#### WHAT YOU ARE ASKED TO DO
Locate all lines in the data below that hold "content" and show them.

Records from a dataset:
-- START --

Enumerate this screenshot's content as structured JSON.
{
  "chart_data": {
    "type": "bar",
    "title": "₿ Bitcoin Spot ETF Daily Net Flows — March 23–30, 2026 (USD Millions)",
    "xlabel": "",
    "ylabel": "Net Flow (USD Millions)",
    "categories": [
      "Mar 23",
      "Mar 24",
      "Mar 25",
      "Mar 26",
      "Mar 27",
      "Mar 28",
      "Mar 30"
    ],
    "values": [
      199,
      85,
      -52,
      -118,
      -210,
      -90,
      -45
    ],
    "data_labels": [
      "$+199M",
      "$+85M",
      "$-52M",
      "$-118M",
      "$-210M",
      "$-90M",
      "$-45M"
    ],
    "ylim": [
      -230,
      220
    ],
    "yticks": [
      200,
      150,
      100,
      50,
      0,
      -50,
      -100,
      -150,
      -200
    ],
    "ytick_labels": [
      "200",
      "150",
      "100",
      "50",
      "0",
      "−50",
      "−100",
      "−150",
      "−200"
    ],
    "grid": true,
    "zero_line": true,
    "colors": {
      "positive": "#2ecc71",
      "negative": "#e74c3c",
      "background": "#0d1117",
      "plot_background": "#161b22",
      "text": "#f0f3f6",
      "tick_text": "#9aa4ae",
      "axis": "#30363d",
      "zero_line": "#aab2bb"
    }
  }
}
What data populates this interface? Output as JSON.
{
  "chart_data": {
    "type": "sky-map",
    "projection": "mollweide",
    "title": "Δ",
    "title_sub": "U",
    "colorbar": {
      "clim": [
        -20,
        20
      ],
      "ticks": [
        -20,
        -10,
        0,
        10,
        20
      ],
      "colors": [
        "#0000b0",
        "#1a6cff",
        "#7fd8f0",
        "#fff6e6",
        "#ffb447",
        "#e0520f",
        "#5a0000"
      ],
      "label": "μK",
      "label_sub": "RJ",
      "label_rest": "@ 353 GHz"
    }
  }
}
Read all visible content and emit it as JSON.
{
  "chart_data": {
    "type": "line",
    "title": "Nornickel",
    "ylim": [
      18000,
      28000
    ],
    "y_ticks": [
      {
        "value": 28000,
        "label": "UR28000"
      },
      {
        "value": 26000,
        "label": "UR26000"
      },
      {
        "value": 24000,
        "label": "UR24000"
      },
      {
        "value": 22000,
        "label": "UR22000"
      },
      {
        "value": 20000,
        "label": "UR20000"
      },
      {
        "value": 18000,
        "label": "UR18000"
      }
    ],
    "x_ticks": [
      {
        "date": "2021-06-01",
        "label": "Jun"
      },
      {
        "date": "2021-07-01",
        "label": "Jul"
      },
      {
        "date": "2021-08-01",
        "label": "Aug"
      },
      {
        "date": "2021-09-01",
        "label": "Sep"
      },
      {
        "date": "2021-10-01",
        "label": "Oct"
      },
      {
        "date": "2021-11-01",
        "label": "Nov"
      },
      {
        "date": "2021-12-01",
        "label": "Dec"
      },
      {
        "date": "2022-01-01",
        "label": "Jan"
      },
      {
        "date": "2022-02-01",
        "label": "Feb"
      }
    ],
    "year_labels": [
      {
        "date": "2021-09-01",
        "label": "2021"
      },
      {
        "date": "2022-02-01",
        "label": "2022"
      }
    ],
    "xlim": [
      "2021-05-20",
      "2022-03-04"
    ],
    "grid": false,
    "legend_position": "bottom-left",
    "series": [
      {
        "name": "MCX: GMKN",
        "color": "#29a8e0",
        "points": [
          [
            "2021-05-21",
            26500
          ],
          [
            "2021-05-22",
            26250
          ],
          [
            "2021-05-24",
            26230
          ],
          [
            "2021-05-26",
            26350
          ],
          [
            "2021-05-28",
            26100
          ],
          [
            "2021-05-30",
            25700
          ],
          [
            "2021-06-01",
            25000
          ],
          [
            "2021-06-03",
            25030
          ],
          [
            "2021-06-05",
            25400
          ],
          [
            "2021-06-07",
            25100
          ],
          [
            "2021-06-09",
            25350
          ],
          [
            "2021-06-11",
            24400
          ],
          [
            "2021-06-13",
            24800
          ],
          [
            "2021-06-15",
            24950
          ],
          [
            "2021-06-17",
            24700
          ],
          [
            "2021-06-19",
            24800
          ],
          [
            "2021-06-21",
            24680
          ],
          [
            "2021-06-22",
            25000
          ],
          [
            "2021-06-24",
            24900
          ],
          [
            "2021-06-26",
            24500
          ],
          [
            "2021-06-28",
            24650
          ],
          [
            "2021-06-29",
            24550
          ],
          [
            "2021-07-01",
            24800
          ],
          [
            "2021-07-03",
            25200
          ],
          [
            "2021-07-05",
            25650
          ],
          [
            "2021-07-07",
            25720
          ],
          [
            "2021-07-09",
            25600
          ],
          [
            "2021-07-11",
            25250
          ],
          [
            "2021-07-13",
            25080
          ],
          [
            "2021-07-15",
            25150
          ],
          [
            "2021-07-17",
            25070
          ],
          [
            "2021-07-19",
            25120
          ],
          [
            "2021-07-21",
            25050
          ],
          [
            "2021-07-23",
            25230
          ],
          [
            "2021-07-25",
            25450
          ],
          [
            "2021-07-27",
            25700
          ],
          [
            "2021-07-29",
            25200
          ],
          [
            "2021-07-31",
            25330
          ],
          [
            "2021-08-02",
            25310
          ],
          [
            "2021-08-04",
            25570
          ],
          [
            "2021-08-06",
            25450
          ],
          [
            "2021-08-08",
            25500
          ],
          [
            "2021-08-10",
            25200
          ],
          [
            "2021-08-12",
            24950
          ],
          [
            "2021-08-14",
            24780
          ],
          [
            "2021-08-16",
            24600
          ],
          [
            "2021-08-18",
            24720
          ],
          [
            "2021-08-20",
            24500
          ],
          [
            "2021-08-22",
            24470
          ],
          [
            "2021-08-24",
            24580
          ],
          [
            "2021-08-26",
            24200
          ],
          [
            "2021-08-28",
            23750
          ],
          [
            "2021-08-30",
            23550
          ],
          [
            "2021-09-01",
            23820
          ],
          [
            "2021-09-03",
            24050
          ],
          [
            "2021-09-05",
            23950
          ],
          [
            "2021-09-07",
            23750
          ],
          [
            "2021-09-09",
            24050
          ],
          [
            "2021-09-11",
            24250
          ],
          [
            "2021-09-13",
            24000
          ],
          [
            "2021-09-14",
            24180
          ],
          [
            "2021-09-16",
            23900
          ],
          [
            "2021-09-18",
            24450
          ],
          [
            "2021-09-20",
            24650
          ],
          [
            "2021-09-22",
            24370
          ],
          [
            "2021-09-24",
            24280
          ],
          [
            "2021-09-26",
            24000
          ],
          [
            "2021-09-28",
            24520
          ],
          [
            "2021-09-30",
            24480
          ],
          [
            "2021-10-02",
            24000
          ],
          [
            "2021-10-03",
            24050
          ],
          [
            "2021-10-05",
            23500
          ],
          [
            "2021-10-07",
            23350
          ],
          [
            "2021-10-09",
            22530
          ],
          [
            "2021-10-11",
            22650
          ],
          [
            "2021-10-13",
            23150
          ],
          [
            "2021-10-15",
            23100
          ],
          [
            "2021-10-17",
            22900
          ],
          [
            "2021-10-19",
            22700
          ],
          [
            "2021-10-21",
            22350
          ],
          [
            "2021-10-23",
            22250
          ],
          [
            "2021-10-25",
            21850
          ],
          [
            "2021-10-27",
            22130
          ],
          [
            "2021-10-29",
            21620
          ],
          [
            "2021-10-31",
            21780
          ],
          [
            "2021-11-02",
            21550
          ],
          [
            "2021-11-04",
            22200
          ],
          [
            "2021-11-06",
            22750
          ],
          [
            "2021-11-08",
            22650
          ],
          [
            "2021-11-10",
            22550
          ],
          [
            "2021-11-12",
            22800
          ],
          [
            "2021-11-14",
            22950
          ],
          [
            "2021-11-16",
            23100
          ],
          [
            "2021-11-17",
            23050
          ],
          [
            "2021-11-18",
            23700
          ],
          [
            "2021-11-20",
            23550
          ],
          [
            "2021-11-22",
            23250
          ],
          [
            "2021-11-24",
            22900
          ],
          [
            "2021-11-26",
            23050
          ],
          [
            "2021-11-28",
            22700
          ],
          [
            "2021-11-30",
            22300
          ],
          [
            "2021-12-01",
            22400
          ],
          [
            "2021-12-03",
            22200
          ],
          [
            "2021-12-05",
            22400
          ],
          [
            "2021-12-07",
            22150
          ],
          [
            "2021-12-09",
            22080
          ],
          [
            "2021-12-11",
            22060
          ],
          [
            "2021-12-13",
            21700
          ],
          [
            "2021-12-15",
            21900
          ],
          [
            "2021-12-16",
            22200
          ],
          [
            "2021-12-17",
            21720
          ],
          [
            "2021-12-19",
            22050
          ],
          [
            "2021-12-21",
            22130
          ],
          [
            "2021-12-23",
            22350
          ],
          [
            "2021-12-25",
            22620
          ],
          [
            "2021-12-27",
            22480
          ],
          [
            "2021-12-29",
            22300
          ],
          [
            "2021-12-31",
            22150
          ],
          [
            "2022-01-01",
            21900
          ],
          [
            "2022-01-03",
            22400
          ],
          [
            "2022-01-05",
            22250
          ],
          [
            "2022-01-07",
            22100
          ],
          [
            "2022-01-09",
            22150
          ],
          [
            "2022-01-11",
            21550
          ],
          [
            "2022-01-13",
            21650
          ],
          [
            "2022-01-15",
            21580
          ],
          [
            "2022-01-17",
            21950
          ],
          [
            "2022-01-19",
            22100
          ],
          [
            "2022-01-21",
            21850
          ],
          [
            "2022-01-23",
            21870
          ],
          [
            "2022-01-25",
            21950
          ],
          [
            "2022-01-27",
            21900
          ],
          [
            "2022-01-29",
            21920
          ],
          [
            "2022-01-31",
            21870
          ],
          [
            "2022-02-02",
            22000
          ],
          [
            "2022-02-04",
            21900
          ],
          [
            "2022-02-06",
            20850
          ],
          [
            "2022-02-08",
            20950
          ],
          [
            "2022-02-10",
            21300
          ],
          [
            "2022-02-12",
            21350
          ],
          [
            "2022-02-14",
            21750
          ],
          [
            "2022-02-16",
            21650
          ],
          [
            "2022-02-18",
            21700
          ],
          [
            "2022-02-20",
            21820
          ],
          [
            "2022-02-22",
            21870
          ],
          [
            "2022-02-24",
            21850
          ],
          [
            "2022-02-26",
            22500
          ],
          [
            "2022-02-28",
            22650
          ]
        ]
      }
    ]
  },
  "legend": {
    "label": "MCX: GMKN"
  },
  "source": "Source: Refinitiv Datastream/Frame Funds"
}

-- END --

#### RESPONSE
Enumerate this screenshot's content as structured JSON.
Read all visible content and emit it as JSON.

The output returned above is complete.